[Dataset extract]

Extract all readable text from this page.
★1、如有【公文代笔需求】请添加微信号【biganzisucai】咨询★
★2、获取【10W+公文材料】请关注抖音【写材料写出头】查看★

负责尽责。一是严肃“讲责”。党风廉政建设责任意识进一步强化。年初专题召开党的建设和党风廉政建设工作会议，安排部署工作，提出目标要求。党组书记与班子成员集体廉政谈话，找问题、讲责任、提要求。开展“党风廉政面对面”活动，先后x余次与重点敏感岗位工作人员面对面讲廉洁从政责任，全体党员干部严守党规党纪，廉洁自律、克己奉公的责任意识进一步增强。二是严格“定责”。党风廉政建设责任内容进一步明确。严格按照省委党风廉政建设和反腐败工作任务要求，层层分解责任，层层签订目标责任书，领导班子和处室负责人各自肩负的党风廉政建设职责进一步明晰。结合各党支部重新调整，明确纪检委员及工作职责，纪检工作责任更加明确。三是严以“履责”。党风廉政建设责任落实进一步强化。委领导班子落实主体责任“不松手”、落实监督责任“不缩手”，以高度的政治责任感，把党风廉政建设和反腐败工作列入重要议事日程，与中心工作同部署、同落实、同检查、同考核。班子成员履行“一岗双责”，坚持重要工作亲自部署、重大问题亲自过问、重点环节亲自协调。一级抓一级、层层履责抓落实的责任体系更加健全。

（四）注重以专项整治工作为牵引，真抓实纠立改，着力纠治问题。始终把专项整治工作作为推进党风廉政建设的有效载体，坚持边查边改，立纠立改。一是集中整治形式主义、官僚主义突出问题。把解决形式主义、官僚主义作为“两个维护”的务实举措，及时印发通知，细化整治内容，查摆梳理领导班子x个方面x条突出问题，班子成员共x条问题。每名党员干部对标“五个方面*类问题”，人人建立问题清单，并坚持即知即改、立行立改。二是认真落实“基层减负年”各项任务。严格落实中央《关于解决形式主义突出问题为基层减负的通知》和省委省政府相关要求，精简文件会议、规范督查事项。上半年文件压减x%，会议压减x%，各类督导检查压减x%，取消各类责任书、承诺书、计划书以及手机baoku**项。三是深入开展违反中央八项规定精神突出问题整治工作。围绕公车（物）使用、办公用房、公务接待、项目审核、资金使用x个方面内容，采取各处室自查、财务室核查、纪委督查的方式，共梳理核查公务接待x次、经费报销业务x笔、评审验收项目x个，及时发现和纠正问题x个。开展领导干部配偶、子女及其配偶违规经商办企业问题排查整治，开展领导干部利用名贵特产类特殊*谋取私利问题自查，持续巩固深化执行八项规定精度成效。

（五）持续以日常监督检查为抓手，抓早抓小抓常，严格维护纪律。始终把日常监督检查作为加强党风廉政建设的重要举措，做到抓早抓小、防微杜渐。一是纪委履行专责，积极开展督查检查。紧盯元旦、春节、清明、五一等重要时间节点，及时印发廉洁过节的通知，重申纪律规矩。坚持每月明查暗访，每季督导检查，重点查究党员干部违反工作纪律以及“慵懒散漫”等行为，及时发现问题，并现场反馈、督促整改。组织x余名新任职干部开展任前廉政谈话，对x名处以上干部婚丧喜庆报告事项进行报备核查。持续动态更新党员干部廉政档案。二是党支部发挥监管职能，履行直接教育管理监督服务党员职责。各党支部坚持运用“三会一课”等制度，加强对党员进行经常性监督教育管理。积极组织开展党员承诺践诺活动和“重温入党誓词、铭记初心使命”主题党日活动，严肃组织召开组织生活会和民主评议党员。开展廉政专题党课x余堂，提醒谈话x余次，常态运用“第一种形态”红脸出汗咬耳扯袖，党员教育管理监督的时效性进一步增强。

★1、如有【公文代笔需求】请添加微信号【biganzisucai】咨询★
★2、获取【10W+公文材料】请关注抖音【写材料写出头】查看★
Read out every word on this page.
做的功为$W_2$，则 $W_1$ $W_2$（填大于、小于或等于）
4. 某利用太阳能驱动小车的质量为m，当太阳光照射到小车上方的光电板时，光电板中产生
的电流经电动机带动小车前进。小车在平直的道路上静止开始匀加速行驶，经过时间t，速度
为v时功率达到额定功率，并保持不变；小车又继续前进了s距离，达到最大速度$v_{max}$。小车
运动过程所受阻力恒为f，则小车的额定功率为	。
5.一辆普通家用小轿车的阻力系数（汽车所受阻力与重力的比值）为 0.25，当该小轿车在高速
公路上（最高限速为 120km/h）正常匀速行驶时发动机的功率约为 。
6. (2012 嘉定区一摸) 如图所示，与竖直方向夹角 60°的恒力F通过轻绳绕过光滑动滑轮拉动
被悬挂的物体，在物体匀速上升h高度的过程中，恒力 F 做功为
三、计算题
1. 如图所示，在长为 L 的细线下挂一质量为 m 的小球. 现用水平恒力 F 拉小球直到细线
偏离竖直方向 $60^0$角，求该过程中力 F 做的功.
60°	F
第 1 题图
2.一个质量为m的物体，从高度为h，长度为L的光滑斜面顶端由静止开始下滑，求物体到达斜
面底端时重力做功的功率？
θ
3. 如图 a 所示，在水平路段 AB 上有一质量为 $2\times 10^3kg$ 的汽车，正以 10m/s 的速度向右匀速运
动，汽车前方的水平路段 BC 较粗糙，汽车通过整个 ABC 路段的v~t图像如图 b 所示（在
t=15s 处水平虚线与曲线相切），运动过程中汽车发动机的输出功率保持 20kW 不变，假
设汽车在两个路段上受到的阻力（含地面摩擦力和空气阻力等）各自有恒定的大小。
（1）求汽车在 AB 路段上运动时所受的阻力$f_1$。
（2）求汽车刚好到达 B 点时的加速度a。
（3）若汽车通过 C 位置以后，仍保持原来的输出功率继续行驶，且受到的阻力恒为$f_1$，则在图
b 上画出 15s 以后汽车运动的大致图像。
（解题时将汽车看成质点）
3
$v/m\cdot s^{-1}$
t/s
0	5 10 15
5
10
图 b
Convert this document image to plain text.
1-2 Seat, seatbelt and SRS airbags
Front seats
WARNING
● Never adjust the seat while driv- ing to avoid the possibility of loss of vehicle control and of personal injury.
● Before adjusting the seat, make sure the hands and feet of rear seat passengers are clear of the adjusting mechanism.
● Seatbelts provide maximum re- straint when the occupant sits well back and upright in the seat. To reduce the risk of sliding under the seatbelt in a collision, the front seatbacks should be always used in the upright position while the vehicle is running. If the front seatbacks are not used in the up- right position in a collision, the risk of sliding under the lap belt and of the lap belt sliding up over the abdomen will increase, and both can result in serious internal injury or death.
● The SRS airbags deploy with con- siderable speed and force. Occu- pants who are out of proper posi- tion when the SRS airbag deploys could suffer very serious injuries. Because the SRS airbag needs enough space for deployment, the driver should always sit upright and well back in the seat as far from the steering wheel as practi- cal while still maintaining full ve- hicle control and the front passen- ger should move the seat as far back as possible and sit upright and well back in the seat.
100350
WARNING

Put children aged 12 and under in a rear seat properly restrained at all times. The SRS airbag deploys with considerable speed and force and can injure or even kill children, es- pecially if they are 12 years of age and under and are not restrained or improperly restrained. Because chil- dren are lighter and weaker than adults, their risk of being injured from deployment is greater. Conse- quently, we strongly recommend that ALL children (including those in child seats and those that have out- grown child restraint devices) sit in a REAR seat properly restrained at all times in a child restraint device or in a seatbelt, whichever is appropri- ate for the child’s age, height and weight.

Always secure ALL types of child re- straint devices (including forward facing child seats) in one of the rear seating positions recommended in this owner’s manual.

[Exercise aim] Give the data again, exactly as it stands.

[Output of the exercise]
Extract all readable text from this page.
★1、如有【公文代笔需求】请添加微信号【biganzisucai】咨询★
★2、获取【10W+公文材料】请关注抖音【写材料写出头】查看★

负责尽责。一是严肃“讲责”。党风廉政建设责任意识进一步强化。年初专题召开党的建设和党风廉政建设工作会议，安排部署工作，提出目标要求。党组书记与班子成员集体廉政谈话，找问题、讲责任、提要求。开展“党风廉政面对面”活动，先后x余次与重点敏感岗位工作人员面对面讲廉洁从政责任，全体党员干部严守党规党纪，廉洁自律、克己奉公的责任意识进一步增强。二是严格“定责”。党风廉政建设责任内容进一步明确。严格按照省委党风廉政建设和反腐败工作任务要求，层层分解责任，层层签订目标责任书，领导班子和处室负责人各自肩负的党风廉政建设职责进一步明晰。结合各党支部重新调整，明确纪检委员及工作职责，纪检工作责任更加明确。三是严以“履责”。党风廉政建设责任落实进一步强化。委领导班子落实主体责任“不松手”、落实监督责任“不缩手”，以高度的政治责任感，把党风廉政建设和反腐败工作列入重要议事日程，与中心工作同部署、同落实、同检查、同考核。班子成员履行“一岗双责”，坚持重要工作亲自部署、重大问题亲自过问、重点环节亲自协调。一级抓一级、层层履责抓落实的责任体系更加健全。

（四）注重以专项整治工作为牵引，真抓实纠立改，着力纠治问题。始终把专项整治工作作为推进党风廉政建设的有效载体，坚持边查边改，立纠立改。一是集中整治形式主义、官僚主义突出问题。把解决形式主义、官僚主义作为“两个维护”的务实举措，及时印发通知，细化整治内容，查摆梳理领导班子x个方面x条突出问题，班子成员共x条问题。每名党员干部对标“五个方面*类问题”，人人建立问题清单，并坚持即知即改、立行立改。二是认真落实“基层减负年”各项任务。严格落实中央《关于解决形式主义突出问题为基层减负的通知》和省委省政府相关要求，精简文件会议、规范督查事项。上半年文件压减x%，会议压减x%，各类督导检查压减x%，取消各类责任书、承诺书、计划书以及手机baoku**项。三是深入开展违反中央八项规定精神突出问题整治工作。围绕公车（物）使用、办公用房、公务接待、项目审核、资金使用x个方面内容，采取各处室自查、财务室核查、纪委督查的方式，共梳理核查公务接待x次、经费报销业务x笔、评审验收项目x个，及时发现和纠正问题x个。开展领导干部配偶、子女及其配偶违规经商办企业问题排查整治，开展领导干部利用名贵特产类特殊*谋取私利问题自查，持续巩固深化执行八项规定精度成效。

（五）持续以日常监督检查为抓手，抓早抓小抓常，严格维护纪律。始终把日常监督检查作为加强党风廉政建设的重要举措，做到抓早抓小、防微杜渐。一是纪委履行专责，积极开展督查检查。紧盯元旦、春节、清明、五一等重要时间节点，及时印发廉洁过节的通知，重申纪律规矩。坚持每月明查暗访，每季督导检查，重点查究党员干部违反工作纪律以及“慵懒散漫”等行为，及时发现问题，并现场反馈、督促整改。组织x余名新任职干部开展任前廉政谈话，对x名处以上干部婚丧喜庆报告事项进行报备核查。持续动态更新党员干部廉政档案。二是党支部发挥监管职能，履行直接教育管理监督服务党员职责。各党支部坚持运用“三会一课”等制度，加强对党员进行经常性监督教育管理。积极组织开展党员承诺践诺活动和“重温入党誓词、铭记初心使命”主题党日活动，严肃组织召开组织生活会和民主评议党员。开展廉政专题党课x余堂，提醒谈话x余次，常态运用“第一种形态”红脸出汗咬耳扯袖，党员教育管理监督的时效性进一步增强。

★1、如有【公文代笔需求】请添加微信号【biganzisucai】咨询★
★2、获取【10W+公文材料】请关注抖音【写材料写出头】查看★
Read out every word on this page.
做的功为$W_2$，则 $W_1$ $W_2$（填大于、小于或等于）
4. 某利用太阳能驱动小车的质量为m，当太阳光照射到小车上方的光电板时，光电板中产生
的电流经电动机带动小车前进。小车在平直的道路上静止开始匀加速行驶，经过时间t，速度
为v时功率达到额定功率，并保持不变；小车又继续前进了s距离，达到最大速度$v_{max}$。小车
运动过程所受阻力恒为f，则小车的额定功率为	。
5.一辆普通家用小轿车的阻力系数（汽车所受阻力与重力的比值）为 0.25，当该小轿车在高速
公路上（最高限速为 120km/h）正常匀速行驶时发动机的功率约为 。
6. (2012 嘉定区一摸) 如图所示，与竖直方向夹角 60°的恒力F通过轻绳绕过光滑动滑轮拉动
被悬挂的物体，在物体匀速上升h高度的过程中，恒力 F 做功为
三、计算题
1. 如图所示，在长为 L 的细线下挂一质量为 m 的小球. 现用水平恒力 F 拉小球直到细线
偏离竖直方向 $60^0$角，求该过程中力 F 做的功.
60°	F
第 1 题图
2.一个质量为m的物体，从高度为h，长度为L的光滑斜面顶端由静止开始下滑，求物体到达斜
面底端时重力做功的功率？
θ
3. 如图 a 所示，在水平路段 AB 上有一质量为 $2\times 10^3kg$ 的汽车，正以 10m/s 的速度向右匀速运
动，汽车前方的水平路段 BC 较粗糙，汽车通过整个 ABC 路段的v~t图像如图 b 所示（在
t=15s 处水平虚线与曲线相切），运动过程中汽车发动机的输出功率保持 20kW 不变，假
设汽车在两个路段上受到的阻力（含地面摩擦力和空气阻力等）各自有恒定的大小。
（1）求汽车在 AB 路段上运动时所受的阻力$f_1$。
（2）求汽车刚好到达 B 点时的加速度a。
（3）若汽车通过 C 位置以后，仍保持原来的输出功率继续行驶，且受到的阻力恒为$f_1$，则在图
b 上画出 15s 以后汽车运动的大致图像。
（解题时将汽车看成质点）
3
$v/m\cdot s^{-1}$
t/s
0	5 10 15
5
10
图 b
Convert this document image to plain text.
1-2 Seat, seatbelt and SRS airbags
Front seats
WARNING
● Never adjust the seat while driv- ing to avoid the possibility of loss of vehicle control and of personal injury.
● Before adjusting the seat, make sure the hands and feet of rear seat passengers are clear of the adjusting mechanism.
● Seatbelts provide maximum re- straint when the occupant sits well back and upright in the seat. To reduce the risk of sliding under the seatbelt in a collision, the front seatbacks should be always used in the upright position while the vehicle is running. If the front seatbacks are not used in the up- right position in a collision, the risk of sliding under the lap belt and of the lap belt sliding up over the abdomen will increase, and both can result in serious internal injury or death.
● The SRS airbags deploy with con- siderable speed and force. Occu- pants who are out of proper posi- tion when the SRS airbag deploys could suffer very serious injuries. Because the SRS airbag needs enough space for deployment, the driver should always sit upright and well back in the seat as far from the steering wheel as practi- cal while still maintaining full ve- hicle control and the front passen- ger should move the seat as far back as possible and sit upright and well back in the seat.
100350
WARNING

Put children aged 12 and under in a rear seat properly restrained at all times. The SRS airbag deploys with considerable speed and force and can injure or even kill children, es- pecially if they are 12 years of age and under and are not restrained or improperly restrained. Because chil- dren are lighter and weaker than adults, their risk of being injured from deployment is greater. Conse- quently, we strongly recommend that ALL children (including those in child seats and those that have out- grown child restraint devices) sit in a REAR seat properly restrained at all times in a child restraint device or in a seatbelt, whichever is appropri- ate for the child’s age, height and weight.

Always secure ALL types of child re- straint devices (including forward facing child seats) in one of the rear seating positions recommended in this owner’s manual.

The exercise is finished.